> **Given records**:
========================================

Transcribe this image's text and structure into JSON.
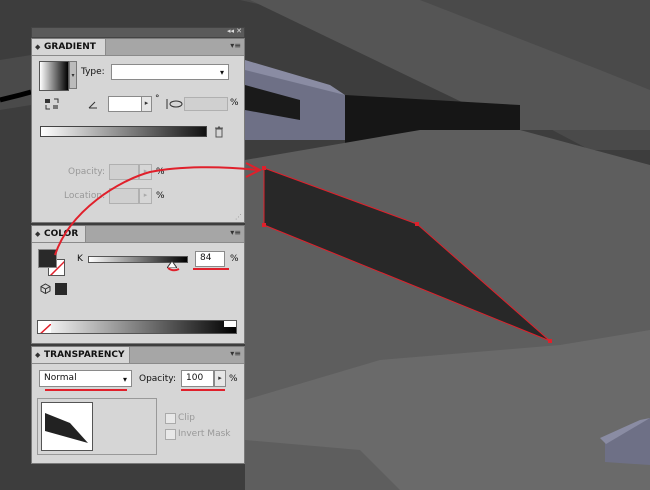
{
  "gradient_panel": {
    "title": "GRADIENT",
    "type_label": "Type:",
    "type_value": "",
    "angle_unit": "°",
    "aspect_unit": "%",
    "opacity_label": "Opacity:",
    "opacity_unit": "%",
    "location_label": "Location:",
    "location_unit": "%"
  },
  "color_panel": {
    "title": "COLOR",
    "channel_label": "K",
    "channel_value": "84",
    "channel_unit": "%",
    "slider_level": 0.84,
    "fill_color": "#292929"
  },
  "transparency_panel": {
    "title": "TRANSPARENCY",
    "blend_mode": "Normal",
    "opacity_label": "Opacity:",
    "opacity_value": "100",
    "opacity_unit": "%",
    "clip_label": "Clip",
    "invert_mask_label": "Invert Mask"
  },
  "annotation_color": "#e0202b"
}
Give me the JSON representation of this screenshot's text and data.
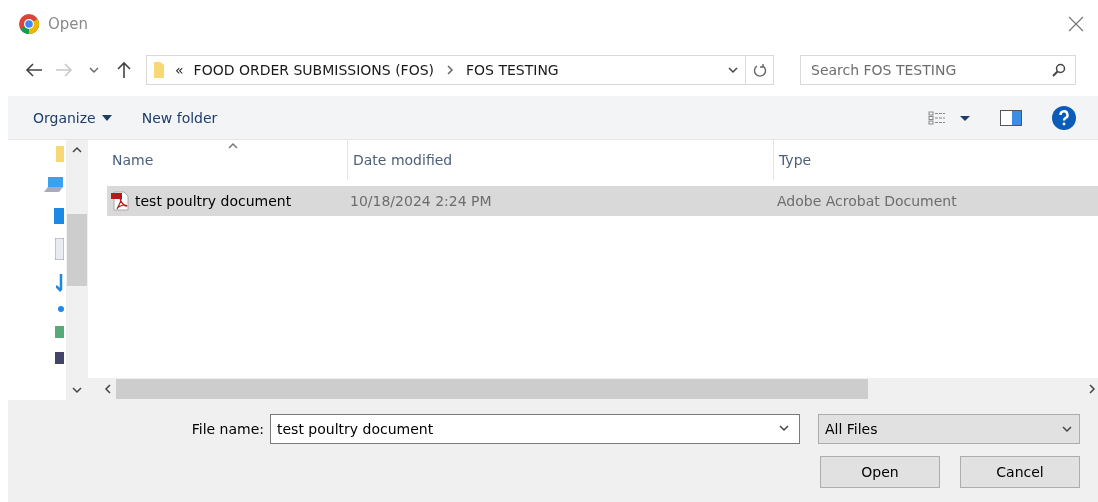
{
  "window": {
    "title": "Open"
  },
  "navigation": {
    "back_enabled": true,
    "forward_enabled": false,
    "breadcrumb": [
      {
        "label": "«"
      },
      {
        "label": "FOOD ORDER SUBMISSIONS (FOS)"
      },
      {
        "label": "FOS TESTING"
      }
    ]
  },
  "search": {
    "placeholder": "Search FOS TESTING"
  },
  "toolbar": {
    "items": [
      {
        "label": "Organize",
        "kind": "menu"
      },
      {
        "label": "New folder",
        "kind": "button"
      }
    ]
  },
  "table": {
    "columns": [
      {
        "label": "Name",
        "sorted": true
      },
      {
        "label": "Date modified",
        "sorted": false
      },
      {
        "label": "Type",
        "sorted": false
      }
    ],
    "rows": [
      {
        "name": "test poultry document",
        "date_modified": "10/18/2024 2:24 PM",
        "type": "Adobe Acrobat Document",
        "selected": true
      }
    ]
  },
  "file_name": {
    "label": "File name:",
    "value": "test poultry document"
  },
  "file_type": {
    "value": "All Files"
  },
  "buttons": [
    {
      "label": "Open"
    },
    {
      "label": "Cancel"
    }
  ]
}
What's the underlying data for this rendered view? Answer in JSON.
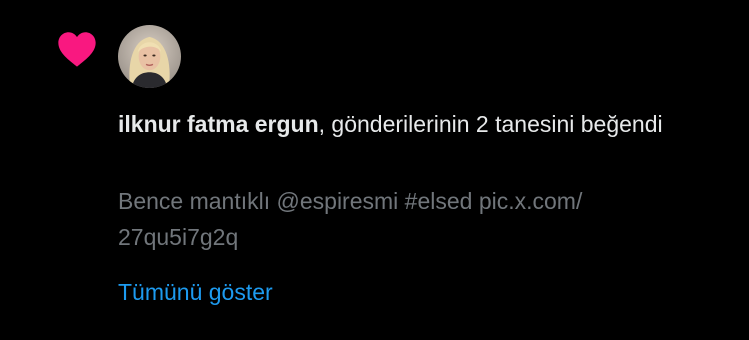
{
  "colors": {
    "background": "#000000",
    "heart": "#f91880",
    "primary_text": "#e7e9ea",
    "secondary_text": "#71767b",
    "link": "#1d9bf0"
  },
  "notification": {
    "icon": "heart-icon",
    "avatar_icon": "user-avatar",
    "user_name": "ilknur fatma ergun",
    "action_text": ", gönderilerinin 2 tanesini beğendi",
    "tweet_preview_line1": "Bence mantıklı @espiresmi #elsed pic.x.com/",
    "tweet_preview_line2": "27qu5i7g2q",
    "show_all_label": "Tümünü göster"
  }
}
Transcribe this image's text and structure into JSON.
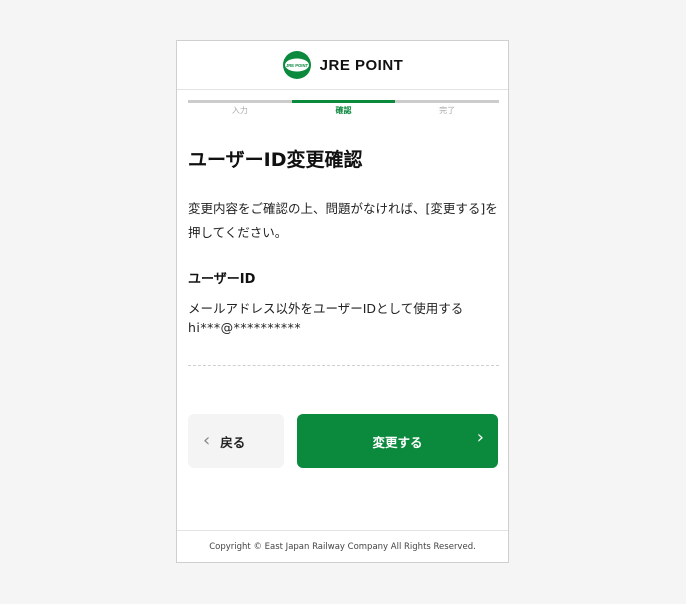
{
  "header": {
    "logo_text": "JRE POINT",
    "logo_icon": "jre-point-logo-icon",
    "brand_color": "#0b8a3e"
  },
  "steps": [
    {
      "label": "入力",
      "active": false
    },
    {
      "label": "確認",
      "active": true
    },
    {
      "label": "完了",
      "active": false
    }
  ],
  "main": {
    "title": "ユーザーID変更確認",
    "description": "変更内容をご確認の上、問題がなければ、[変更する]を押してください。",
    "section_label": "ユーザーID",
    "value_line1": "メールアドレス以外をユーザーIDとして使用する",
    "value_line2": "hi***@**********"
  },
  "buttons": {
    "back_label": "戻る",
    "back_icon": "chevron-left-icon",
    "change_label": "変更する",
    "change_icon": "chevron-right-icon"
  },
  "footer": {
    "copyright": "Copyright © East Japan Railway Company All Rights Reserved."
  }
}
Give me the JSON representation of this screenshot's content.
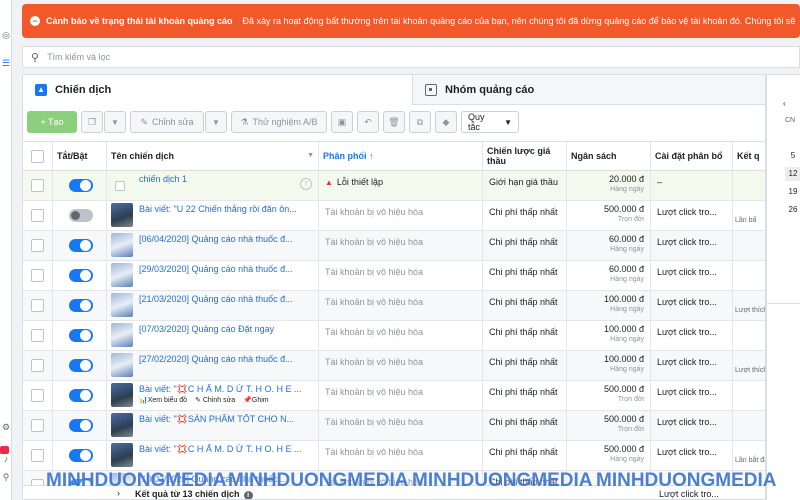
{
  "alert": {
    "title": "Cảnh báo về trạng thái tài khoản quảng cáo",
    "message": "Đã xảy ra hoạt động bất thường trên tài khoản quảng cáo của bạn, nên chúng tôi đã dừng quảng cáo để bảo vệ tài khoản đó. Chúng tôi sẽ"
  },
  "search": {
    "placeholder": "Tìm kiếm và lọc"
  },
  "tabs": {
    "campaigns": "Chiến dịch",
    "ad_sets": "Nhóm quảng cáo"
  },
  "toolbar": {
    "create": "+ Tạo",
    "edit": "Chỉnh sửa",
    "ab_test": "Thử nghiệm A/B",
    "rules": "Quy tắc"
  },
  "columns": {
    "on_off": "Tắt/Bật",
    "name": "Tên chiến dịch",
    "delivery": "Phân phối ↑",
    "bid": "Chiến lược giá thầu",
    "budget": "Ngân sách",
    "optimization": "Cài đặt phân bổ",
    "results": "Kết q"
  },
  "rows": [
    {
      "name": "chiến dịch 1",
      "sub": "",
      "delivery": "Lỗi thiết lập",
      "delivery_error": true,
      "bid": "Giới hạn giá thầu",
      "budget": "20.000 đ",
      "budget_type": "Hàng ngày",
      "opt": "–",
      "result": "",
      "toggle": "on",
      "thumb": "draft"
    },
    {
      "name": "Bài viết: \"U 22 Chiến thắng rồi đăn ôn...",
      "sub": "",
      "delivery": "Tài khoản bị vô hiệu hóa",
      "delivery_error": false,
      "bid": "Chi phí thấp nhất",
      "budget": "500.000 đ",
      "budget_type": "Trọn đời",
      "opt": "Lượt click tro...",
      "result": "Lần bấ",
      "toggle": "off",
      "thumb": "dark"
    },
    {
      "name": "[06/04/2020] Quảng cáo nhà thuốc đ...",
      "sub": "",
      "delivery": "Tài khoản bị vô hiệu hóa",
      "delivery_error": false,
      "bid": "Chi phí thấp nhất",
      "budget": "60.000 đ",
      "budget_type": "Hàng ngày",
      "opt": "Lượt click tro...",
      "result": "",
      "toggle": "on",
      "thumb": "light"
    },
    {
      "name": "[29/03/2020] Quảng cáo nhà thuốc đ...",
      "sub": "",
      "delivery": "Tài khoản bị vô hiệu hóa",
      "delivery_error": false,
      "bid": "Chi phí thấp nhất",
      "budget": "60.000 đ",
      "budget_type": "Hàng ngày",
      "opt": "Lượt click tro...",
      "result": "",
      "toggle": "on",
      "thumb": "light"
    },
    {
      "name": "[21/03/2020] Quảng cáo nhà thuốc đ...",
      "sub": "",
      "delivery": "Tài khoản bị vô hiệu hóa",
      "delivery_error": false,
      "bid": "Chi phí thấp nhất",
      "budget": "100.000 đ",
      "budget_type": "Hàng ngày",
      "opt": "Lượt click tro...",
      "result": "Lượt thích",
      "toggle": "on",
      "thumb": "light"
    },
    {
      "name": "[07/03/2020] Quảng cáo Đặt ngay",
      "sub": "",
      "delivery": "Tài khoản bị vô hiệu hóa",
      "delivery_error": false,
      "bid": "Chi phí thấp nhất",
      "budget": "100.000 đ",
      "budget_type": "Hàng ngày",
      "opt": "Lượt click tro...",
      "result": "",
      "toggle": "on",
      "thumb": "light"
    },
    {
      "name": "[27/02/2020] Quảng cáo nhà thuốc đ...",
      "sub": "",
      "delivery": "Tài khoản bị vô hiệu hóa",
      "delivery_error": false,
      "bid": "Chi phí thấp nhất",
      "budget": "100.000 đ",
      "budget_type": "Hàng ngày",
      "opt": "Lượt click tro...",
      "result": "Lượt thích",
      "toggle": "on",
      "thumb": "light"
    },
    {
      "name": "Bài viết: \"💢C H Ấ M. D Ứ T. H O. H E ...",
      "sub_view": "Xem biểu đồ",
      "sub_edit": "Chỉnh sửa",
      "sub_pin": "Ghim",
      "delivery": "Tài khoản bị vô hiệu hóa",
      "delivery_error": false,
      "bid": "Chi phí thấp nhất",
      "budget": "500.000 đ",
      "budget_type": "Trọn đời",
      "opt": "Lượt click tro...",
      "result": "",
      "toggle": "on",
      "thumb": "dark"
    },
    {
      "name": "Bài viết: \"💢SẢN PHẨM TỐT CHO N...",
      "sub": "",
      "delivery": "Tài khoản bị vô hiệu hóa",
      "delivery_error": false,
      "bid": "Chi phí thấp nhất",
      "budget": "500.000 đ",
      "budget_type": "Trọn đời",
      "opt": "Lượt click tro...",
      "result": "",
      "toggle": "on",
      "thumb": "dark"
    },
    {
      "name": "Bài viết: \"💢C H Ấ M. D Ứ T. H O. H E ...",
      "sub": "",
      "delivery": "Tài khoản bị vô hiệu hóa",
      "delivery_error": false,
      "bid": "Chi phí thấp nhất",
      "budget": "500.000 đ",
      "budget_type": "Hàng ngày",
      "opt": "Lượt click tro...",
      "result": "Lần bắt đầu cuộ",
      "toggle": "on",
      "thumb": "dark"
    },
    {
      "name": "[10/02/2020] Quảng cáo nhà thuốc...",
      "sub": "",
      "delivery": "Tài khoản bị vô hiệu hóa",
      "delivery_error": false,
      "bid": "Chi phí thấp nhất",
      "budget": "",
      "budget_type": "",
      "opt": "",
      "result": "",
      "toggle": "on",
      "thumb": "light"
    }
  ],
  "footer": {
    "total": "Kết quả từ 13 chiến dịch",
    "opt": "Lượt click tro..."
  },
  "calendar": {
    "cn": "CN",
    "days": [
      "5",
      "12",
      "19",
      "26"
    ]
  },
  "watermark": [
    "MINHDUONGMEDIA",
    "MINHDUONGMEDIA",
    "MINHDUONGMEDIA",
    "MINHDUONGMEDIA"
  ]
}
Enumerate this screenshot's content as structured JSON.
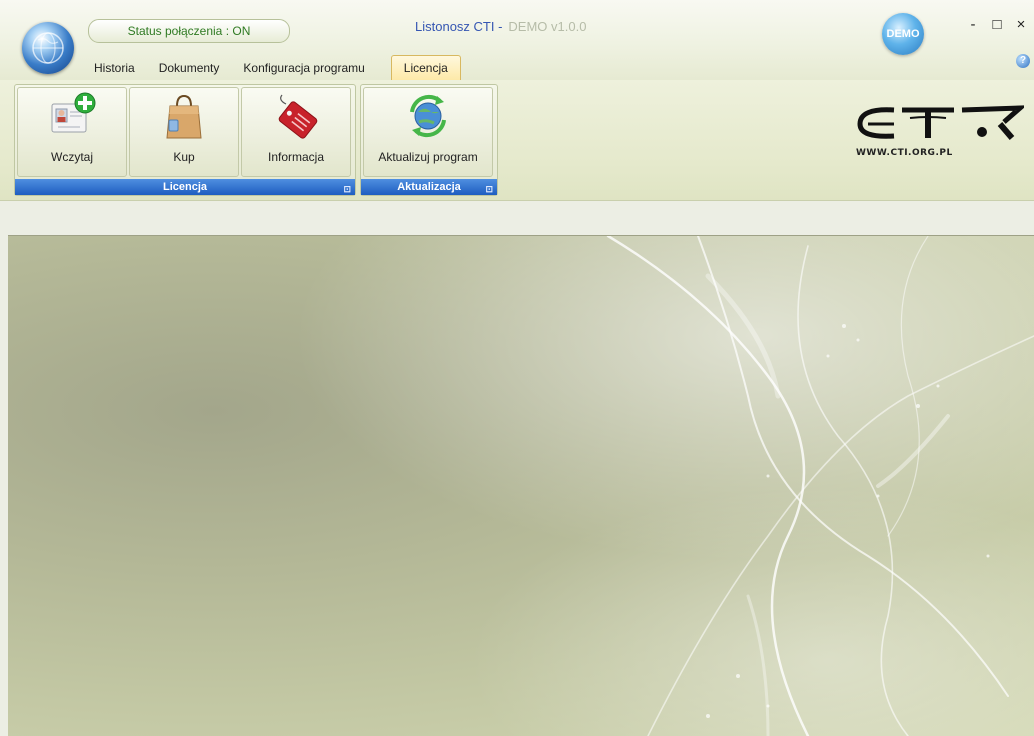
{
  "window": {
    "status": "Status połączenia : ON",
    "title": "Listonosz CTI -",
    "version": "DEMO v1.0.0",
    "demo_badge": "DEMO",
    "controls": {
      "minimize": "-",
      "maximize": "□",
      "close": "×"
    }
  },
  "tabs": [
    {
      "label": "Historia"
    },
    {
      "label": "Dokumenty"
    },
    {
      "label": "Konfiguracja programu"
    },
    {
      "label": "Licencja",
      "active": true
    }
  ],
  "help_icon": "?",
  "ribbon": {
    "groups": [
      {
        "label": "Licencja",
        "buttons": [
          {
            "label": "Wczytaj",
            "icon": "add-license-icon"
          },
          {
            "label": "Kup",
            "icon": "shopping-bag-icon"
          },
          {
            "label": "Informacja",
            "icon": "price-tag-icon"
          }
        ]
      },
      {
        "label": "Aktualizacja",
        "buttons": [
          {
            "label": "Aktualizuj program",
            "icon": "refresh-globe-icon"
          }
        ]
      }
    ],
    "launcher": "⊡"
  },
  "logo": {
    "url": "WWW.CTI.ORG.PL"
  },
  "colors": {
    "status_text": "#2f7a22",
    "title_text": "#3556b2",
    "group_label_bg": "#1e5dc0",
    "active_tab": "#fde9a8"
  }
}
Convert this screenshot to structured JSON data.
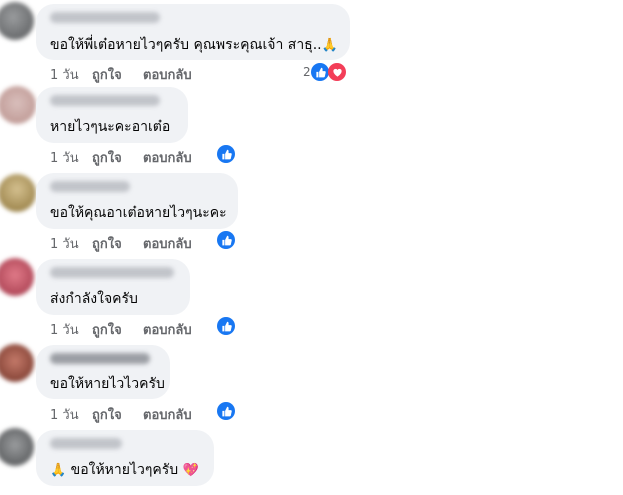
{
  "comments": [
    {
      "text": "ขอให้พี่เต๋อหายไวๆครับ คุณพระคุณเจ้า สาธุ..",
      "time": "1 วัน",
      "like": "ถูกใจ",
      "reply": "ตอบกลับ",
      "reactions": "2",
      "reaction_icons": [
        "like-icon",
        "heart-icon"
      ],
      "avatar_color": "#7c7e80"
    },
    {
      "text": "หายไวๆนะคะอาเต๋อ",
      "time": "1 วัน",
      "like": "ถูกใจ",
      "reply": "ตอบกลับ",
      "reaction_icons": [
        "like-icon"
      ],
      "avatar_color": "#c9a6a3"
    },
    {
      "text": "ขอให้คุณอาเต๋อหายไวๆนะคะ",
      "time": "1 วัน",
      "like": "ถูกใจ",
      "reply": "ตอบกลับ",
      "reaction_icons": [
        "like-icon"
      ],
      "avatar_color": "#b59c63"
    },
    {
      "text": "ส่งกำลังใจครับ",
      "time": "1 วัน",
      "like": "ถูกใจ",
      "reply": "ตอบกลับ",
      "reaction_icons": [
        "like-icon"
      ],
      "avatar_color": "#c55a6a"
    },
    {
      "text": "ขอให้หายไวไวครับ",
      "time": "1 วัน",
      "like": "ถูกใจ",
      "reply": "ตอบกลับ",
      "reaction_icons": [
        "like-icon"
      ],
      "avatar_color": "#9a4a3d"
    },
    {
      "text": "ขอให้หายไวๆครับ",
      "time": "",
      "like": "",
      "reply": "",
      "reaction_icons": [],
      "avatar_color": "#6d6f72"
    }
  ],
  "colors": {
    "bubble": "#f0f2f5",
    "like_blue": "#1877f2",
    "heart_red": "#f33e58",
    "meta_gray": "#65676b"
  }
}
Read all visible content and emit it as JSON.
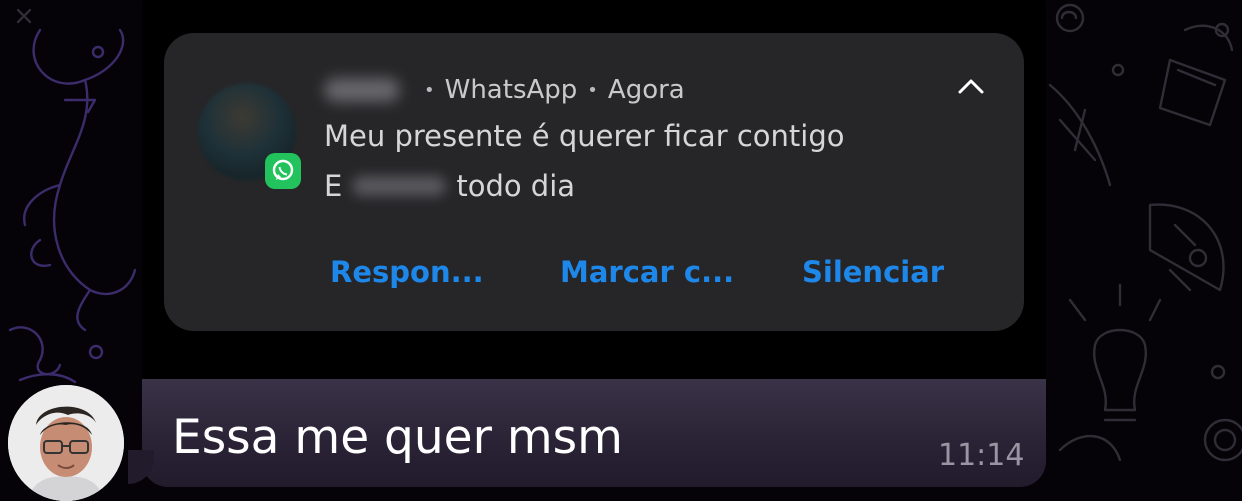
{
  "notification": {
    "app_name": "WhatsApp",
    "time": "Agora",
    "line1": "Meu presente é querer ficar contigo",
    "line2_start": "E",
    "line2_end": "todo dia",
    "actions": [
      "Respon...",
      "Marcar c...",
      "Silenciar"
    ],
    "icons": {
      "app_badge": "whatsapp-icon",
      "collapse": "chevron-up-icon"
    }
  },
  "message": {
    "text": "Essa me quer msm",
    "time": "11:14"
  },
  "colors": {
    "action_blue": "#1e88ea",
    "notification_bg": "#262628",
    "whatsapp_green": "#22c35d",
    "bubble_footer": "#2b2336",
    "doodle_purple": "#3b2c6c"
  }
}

========================================

Gather each line in the entries above where the string "data" is found.

> **Task output**:
Give me the JSON representation of this screenshot's text and data.
What's the underlying data for this rendered view? Answer in JSON.
Convert this screenshot to structured JSON data.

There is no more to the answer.